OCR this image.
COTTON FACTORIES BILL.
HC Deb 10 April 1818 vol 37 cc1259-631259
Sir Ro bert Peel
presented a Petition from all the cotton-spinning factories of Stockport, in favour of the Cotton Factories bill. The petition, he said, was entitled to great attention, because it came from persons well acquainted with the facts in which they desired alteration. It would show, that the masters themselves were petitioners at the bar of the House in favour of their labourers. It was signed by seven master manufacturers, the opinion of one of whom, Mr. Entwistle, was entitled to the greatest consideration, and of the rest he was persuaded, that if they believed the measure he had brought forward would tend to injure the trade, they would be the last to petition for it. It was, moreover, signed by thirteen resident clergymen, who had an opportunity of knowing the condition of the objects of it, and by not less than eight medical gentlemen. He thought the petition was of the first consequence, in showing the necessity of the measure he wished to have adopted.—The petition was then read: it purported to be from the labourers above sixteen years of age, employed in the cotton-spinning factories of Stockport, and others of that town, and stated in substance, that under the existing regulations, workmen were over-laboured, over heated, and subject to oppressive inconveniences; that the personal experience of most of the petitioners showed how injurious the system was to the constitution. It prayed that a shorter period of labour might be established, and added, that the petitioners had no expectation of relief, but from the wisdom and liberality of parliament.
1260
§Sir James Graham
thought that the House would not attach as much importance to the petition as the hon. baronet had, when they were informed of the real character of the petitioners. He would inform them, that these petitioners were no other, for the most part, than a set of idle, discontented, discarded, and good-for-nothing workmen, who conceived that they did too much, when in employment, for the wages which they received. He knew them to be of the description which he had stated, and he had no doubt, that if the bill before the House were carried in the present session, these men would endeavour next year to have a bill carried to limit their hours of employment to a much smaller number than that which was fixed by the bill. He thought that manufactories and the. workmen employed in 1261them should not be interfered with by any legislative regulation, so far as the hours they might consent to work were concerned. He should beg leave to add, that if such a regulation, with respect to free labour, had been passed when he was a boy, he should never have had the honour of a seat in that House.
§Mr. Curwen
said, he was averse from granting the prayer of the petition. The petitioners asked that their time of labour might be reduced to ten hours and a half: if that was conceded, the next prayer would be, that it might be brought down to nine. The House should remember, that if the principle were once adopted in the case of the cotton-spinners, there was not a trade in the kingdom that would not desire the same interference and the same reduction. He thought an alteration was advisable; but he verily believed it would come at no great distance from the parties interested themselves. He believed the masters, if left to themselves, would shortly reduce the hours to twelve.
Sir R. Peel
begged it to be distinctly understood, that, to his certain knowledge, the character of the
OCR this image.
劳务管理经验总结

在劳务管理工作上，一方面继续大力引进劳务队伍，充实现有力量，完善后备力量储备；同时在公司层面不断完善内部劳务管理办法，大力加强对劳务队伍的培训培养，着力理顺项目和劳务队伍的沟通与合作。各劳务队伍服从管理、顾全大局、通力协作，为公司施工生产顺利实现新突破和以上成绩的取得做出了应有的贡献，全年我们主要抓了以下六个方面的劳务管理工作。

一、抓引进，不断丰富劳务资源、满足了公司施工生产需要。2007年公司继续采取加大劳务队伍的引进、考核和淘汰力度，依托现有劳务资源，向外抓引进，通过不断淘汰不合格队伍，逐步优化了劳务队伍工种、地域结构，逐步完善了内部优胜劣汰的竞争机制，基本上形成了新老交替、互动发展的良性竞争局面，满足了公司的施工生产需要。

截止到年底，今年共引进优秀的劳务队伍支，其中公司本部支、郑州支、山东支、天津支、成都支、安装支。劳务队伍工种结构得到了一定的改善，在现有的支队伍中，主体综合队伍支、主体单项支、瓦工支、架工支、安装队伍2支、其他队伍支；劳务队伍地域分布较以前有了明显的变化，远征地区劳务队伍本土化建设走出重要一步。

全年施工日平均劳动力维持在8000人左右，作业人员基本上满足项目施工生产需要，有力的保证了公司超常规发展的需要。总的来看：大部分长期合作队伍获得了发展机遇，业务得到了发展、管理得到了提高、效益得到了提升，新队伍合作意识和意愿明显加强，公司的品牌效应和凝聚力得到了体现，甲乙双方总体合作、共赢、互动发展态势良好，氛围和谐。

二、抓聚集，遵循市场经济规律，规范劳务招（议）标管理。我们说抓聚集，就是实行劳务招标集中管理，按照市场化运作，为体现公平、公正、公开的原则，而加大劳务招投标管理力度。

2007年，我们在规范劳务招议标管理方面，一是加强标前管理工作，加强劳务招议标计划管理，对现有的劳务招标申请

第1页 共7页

Exercise details
Repeat the data above exactly.

Result of the task
OCR this image.
COTTON FACTORIES BILL.
HC Deb 10 April 1818 vol 37 cc1259-631259
Sir Ro bert Peel
presented a Petition from all the cotton-spinning factories of Stockport, in favour of the Cotton Factories bill. The petition, he said, was entitled to great attention, because it came from persons well acquainted with the facts in which they desired alteration. It would show, that the masters themselves were petitioners at the bar of the House in favour of their labourers. It was signed by seven master manufacturers, the opinion of one of whom, Mr. Entwistle, was entitled to the greatest consideration, and of the rest he was persuaded, that if they believed the measure he had brought forward would tend to injure the trade, they would be the last to petition for it. It was, moreover, signed by thirteen resident clergymen, who had an opportunity of knowing the condition of the objects of it, and by not less than eight medical gentlemen. He thought the petition was of the first consequence, in showing the necessity of the measure he wished to have adopted.—The petition was then read: it purported to be from the labourers above sixteen years of age, employed in the cotton-spinning factories of Stockport, and others of that town, and stated in substance, that under the existing regulations, workmen were over-laboured, over heated, and subject to oppressive inconveniences; that the personal experience of most of the petitioners showed how injurious the system was to the constitution. It prayed that a shorter period of labour might be established, and added, that the petitioners had no expectation of relief, but from the wisdom and liberality of parliament.
1260
§Sir James Graham
thought that the House would not attach as much importance to the petition as the hon. baronet had, when they were informed of the real character of the petitioners. He would inform them, that these petitioners were no other, for the most part, than a set of idle, discontented, discarded, and good-for-nothing workmen, who conceived that they did too much, when in employment, for the wages which they received. He knew them to be of the description which he had stated, and he had no doubt, that if the bill before the House were carried in the present session, these men would endeavour next year to have a bill carried to limit their hours of employment to a much smaller number than that which was fixed by the bill. He thought that manufactories and the. workmen employed in 1261them should not be interfered with by any legislative regulation, so far as the hours they might consent to work were concerned. He should beg leave to add, that if such a regulation, with respect to free labour, had been passed when he was a boy, he should never have had the honour of a seat in that House.
§Mr. Curwen
said, he was averse from granting the prayer of the petition. The petitioners asked that their time of labour might be reduced to ten hours and a half: if that was conceded, the next prayer would be, that it might be brought down to nine. The House should remember, that if the principle were once adopted in the case of the cotton-spinners, there was not a trade in the kingdom that would not desire the same interference and the same reduction. He thought an alteration was advisable; but he verily believed it would come at no great distance from the parties interested themselves. He believed the masters, if left to themselves, would shortly reduce the hours to twelve.
Sir R. Peel
begged it to be distinctly understood, that, to his certain knowledge, the character of the
OCR this image.
劳务管理经验总结

在劳务管理工作上，一方面继续大力引进劳务队伍，充实现有力量，完善后备力量储备；同时在公司层面不断完善内部劳务管理办法，大力加强对劳务队伍的培训培养，着力理顺项目和劳务队伍的沟通与合作。各劳务队伍服从管理、顾全大局、通力协作，为公司施工生产顺利实现新突破和以上成绩的取得做出了应有的贡献，全年我们主要抓了以下六个方面的劳务管理工作。

一、抓引进，不断丰富劳务资源、满足了公司施工生产需要。2007年公司继续采取加大劳务队伍的引进、考核和淘汰力度，依托现有劳务资源，向外抓引进，通过不断淘汰不合格队伍，逐步优化了劳务队伍工种、地域结构，逐步完善了内部优胜劣汰的竞争机制，基本上形成了新老交替、互动发展的良性竞争局面，满足了公司的施工生产需要。

截止到年底，今年共引进优秀的劳务队伍支，其中公司本部支、郑州支、山东支、天津支、成都支、安装支。劳务队伍工种结构得到了一定的改善，在现有的支队伍中，主体综合队伍支、主体单项支、瓦工支、架工支、安装队伍2支、其他队伍支；劳务队伍地域分布较以前有了明显的变化，远征地区劳务队伍本土化建设走出重要一步。

全年施工日平均劳动力维持在8000人左右，作业人员基本上满足项目施工生产需要，有力的保证了公司超常规发展的需要。总的来看：大部分长期合作队伍获得了发展机遇，业务得到了发展、管理得到了提高、效益得到了提升，新队伍合作意识和意愿明显加强，公司的品牌效应和凝聚力得到了体现，甲乙双方总体合作、共赢、互动发展态势良好，氛围和谐。

二、抓聚集，遵循市场经济规律，规范劳务招（议）标管理。我们说抓聚集，就是实行劳务招标集中管理，按照市场化运作，为体现公平、公正、公开的原则，而加大劳务招投标管理力度。

2007年，我们在规范劳务招议标管理方面，一是加强标前管理工作，加强劳务招议标计划管理，对现有的劳务招标申请

第1页 共7页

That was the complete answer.